State the number of lines, and only that number, in which the word "true" appears.

--- Start LISTED ENTRIES ---

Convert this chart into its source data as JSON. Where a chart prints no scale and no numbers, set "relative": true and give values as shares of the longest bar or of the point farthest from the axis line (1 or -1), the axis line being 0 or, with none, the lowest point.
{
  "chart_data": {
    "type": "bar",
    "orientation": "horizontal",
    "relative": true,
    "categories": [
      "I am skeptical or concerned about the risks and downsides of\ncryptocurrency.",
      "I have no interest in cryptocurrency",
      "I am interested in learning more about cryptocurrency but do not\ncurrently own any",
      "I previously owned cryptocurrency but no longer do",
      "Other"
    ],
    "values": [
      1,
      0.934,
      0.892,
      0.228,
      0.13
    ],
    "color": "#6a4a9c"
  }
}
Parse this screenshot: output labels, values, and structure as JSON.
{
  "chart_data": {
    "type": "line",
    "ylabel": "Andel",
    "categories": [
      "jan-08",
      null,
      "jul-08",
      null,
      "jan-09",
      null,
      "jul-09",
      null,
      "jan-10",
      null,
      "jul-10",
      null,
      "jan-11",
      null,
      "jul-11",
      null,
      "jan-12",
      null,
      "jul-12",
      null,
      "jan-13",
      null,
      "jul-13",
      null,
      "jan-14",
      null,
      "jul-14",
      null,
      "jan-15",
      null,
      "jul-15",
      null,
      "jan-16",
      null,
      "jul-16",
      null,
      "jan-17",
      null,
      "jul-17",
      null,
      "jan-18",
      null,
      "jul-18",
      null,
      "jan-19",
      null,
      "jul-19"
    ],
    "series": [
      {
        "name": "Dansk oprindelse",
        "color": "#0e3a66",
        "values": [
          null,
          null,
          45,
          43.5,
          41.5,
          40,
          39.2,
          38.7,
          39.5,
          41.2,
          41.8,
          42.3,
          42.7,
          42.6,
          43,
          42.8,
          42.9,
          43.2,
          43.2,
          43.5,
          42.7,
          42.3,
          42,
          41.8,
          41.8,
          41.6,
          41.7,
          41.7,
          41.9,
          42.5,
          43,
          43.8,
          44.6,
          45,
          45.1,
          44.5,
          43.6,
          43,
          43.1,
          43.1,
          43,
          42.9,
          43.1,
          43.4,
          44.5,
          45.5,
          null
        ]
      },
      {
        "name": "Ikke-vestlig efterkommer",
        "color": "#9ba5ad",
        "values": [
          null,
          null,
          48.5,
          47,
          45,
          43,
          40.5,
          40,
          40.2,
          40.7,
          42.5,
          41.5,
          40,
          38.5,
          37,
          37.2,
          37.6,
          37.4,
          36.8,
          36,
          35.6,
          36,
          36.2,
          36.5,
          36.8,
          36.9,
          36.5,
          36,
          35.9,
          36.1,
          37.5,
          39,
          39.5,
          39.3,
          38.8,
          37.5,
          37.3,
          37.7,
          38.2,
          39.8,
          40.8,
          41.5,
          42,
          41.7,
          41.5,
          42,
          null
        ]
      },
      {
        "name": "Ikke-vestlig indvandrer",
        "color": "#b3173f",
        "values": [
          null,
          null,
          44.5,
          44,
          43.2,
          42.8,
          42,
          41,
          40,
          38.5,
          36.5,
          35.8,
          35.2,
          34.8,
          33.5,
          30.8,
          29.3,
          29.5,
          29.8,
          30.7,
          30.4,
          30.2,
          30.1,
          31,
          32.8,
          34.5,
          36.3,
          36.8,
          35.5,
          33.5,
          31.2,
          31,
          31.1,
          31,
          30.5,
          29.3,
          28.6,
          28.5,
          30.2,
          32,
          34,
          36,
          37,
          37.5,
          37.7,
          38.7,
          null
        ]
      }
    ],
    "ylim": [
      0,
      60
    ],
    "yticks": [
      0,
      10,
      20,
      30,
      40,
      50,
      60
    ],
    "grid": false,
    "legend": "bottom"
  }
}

--- End LISTED ENTRIES ---

**FINAL RESULT**.
2